======== Records provided ========

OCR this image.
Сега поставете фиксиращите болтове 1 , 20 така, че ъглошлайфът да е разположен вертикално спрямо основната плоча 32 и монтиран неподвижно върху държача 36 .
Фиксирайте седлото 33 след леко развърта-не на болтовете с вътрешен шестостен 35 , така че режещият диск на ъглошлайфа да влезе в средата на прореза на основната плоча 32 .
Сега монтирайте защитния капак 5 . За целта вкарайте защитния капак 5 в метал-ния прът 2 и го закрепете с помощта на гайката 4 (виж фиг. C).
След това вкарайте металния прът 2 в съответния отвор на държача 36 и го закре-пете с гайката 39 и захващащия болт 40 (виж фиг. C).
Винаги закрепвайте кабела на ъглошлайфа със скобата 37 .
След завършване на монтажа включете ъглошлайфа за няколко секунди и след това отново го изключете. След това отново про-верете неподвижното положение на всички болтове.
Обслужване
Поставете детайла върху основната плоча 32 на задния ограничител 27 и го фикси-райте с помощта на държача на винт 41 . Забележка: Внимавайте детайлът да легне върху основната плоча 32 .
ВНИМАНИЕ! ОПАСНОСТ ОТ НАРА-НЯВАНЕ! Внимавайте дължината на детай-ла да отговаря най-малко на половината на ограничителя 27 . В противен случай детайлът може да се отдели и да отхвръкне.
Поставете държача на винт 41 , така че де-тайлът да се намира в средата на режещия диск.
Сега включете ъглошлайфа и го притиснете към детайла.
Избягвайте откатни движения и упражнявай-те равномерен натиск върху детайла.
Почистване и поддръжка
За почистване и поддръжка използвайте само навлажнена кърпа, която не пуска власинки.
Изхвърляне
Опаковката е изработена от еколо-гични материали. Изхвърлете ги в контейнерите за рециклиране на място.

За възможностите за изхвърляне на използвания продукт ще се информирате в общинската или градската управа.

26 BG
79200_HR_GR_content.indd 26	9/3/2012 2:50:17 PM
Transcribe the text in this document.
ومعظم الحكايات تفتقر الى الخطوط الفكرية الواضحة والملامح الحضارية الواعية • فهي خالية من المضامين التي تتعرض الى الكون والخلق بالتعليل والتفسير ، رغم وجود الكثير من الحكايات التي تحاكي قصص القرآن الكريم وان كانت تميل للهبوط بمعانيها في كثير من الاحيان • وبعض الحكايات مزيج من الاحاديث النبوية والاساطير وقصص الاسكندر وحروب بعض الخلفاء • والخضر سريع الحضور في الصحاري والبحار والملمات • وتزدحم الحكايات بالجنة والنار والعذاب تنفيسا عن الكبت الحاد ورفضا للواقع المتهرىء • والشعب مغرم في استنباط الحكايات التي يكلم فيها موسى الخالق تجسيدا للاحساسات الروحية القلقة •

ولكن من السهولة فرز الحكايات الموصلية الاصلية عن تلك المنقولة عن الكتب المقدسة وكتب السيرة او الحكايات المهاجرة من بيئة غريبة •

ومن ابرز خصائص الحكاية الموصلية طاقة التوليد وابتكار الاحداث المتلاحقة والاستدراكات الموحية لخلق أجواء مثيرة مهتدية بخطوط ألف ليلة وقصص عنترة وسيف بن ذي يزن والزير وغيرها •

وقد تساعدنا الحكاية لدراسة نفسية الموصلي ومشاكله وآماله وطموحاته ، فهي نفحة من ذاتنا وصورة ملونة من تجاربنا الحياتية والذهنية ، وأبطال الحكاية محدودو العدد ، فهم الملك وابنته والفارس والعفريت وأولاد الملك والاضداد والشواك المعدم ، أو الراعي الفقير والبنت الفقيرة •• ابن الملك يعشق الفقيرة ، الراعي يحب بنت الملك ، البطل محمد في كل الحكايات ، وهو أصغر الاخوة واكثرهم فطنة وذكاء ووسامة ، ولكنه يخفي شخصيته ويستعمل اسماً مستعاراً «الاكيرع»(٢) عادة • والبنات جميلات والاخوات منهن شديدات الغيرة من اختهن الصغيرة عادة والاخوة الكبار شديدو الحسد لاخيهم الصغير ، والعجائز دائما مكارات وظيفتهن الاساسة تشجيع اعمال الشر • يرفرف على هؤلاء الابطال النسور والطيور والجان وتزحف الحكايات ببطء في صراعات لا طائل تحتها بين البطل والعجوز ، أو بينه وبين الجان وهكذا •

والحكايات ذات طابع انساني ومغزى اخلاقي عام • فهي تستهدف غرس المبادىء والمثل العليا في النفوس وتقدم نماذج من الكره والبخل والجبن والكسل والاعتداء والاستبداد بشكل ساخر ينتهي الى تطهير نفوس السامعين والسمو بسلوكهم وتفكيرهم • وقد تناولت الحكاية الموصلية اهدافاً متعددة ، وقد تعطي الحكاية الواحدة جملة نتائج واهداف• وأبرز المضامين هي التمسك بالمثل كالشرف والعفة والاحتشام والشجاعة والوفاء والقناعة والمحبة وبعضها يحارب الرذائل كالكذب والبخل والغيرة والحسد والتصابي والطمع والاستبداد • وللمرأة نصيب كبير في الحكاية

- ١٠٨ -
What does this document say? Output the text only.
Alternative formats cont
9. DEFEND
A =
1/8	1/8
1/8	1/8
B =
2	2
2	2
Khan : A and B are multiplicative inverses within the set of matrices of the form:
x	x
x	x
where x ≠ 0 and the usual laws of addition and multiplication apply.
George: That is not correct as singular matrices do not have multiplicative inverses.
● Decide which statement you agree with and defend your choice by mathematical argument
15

========

Stated goal
Quote exactly the line containing "What does this" and every later line through the end of the listing, and no other lines.

The response
What does this document say? Output the text only.
Alternative formats cont
9. DEFEND
A =
1/8	1/8
1/8	1/8
B =
2	2
2	2
Khan : A and B are multiplicative inverses within the set of matrices of the form:
x	x
x	x
where x ≠ 0 and the usual laws of addition and multiplication apply.
George: That is not correct as singular matrices do not have multiplicative inverses.
● Decide which statement you agree with and defend your choice by mathematical argument
15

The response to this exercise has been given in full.